▶ WRITTEN REQUEST
Send back all the data below, exactly as given.

[Recorded data]
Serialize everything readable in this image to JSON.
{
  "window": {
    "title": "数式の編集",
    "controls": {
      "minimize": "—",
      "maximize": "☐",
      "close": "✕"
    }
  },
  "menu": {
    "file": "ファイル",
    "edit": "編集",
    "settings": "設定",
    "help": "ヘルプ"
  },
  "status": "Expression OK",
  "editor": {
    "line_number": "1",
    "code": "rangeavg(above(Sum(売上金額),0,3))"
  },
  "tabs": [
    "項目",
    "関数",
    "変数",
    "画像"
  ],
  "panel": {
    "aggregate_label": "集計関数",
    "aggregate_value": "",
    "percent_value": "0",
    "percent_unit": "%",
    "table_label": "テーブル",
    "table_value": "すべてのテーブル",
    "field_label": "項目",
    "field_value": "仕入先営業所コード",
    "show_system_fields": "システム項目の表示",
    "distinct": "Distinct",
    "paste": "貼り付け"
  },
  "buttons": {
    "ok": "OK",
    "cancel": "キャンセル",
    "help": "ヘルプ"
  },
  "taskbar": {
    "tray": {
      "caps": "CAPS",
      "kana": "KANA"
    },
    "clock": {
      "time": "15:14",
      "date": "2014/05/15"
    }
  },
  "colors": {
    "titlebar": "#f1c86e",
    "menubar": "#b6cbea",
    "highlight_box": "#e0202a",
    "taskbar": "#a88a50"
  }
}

▶ OUTPUT FOR THIS TASK
Serialize everything readable in this image to JSON.
{
  "window": {
    "title": "数式の編集",
    "controls": {
      "minimize": "—",
      "maximize": "☐",
      "close": "✕"
    }
  },
  "menu": {
    "file": "ファイル",
    "edit": "編集",
    "settings": "設定",
    "help": "ヘルプ"
  },
  "status": "Expression OK",
  "editor": {
    "line_number": "1",
    "code": "rangeavg(above(Sum(売上金額),0,3))"
  },
  "tabs": [
    "項目",
    "関数",
    "変数",
    "画像"
  ],
  "panel": {
    "aggregate_label": "集計関数",
    "aggregate_value": "",
    "percent_value": "0",
    "percent_unit": "%",
    "table_label": "テーブル",
    "table_value": "すべてのテーブル",
    "field_label": "項目",
    "field_value": "仕入先営業所コード",
    "show_system_fields": "システム項目の表示",
    "distinct": "Distinct",
    "paste": "貼り付け"
  },
  "buttons": {
    "ok": "OK",
    "cancel": "キャンセル",
    "help": "ヘルプ"
  },
  "taskbar": {
    "tray": {
      "caps": "CAPS",
      "kana": "KANA"
    },
    "clock": {
      "time": "15:14",
      "date": "2014/05/15"
    }
  },
  "colors": {
    "titlebar": "#f1c86e",
    "menubar": "#b6cbea",
    "highlight_box": "#e0202a",
    "taskbar": "#a88a50"
  }
}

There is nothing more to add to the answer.